_PROBLEMS AND TASKS:_
(A) Reproduce the stretch of the chemical regulation post from "1) Improved hazard" through "non-animal testing methods.".
(B) For each statement below, say yes or no depending on whether it agrees with the chemical regulation post, and quote the words from the post that decide it.
(i) Charlie Auer presented at the GlobalChem conference.
(ii) Charlie Auer is currently head of the EPA office responsible for chemicals management.
(iii) Auer called for periodic reporting only from chemical manufacturers.
(C) Answer these questions from the chemical regulation post:
(i) What was the name of the chemical industry trade show?
(ii) What is Charlie Auer's current occupation?
(iii) What component did Auer say the improved hazard and exposure/use database should include?

Friday, April 9, 2010
Former EPA Chemicals Chief Gives Recommendations for a "Workable and Effective" Chemical Regulatory System
A few days ago I mentioned that advocacy groups highlighted their differences with industry on TSCA reform at a recent chemical industry trade show called GlobalChem. Also presenting at that conference was the former head of the EPA Office responsible for chemicals management, Charlie Auer, now a private consultant. He offered the following "approach elements" on how to move towards a "workable and effective chemical regulatory system in the US."
1) Improved hazard and exposure/use database: a requirement for regular periodic reporting from companies throughout the chemicals value chain to ensure that EPA's understanding of uses/exposures remains current. Auer noted that this should include an Inventory Reset component. He also suggested that there is a need for tiered datasets, i.e., basic data requirements triggered at each level, the ability for EPA to modify basic requirements based on hazard screening results, and a role for SARs, read-across, and other non-animal testing methods.

_LISTING:_
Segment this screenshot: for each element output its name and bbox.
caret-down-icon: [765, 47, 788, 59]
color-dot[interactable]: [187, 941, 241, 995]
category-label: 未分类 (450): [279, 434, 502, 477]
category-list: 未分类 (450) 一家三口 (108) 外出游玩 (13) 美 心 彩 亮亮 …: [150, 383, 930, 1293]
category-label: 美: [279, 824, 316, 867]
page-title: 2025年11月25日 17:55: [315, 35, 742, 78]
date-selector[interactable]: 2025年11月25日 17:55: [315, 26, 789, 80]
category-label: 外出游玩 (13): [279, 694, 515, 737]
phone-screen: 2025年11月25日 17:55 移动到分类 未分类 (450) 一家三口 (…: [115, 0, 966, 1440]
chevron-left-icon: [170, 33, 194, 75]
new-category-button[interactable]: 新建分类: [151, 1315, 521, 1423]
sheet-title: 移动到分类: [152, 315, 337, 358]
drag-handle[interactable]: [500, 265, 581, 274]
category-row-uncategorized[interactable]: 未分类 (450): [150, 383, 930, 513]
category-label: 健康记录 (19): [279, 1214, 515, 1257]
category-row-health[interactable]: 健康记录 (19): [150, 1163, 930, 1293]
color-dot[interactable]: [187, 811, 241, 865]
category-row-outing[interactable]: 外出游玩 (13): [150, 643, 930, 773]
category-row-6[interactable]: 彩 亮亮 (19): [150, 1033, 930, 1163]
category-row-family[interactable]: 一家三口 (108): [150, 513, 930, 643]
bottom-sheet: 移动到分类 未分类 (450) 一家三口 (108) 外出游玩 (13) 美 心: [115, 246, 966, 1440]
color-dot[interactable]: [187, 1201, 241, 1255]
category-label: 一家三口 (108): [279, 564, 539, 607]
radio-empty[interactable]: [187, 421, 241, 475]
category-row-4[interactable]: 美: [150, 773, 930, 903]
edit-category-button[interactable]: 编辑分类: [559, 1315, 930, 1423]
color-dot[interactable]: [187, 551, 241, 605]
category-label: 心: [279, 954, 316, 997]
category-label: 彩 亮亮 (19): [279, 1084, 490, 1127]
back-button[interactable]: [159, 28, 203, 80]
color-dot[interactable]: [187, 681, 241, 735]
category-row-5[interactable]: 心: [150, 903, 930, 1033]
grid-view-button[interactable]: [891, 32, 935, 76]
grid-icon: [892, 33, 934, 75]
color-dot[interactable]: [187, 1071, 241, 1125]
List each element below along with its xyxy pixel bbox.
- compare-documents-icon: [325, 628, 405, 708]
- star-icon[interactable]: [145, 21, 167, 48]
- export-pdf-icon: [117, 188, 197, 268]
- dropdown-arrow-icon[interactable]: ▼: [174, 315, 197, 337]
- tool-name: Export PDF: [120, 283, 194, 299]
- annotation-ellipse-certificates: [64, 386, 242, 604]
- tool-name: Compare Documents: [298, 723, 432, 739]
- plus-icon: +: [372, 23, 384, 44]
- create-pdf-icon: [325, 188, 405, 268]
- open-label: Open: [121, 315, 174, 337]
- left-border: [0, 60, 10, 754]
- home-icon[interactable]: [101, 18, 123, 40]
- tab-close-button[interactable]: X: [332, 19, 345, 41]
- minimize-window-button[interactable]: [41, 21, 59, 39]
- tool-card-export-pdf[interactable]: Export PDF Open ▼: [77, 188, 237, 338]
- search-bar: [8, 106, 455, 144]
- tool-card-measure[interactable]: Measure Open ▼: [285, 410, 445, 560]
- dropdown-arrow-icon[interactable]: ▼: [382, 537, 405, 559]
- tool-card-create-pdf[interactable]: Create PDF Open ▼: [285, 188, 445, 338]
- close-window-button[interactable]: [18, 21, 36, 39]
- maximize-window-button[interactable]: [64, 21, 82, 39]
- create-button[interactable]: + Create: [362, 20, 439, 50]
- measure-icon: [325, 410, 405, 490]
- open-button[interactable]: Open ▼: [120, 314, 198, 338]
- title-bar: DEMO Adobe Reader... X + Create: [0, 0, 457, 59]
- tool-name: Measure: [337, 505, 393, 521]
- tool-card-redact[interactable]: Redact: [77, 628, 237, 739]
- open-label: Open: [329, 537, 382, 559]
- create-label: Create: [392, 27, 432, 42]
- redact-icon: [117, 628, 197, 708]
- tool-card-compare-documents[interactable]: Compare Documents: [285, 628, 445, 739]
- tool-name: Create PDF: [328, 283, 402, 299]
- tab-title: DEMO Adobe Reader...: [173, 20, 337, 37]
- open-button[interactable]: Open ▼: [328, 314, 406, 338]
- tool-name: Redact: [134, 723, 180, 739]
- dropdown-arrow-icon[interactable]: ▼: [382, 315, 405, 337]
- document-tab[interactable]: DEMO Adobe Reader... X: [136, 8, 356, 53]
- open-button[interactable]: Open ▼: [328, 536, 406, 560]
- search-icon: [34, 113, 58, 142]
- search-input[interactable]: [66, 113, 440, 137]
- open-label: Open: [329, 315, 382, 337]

_RESULTS FOR THE EXERCISE:_
(A)
1) Improved hazard and exposure/use database: a requirement for regular periodic reporting from companies throughout the chemicals value chain to ensure that EPA's understanding of uses/exposures remains current. Auer noted that this should include an Inventory Reset component. He also suggested that there is a need for tiered datasets, i.e., basic data requirements triggered at each level, the ability for EPA to modify basic requirements based on hazard screening results, and a role for SARs, read-across, and other non-animal testing methods.

(B)
(i) Yes: "Also presenting at that conference was the former head of the EPA Office responsible for chemicals management, Charlie Auer"
(ii) No: "now a private consultant"
(iii) No: "a requirement for regular periodic reporting from companies throughout the chemicals value chain"

(C)
(i) GlobalChem
(ii) Private consultant
(iii) An Inventory Reset component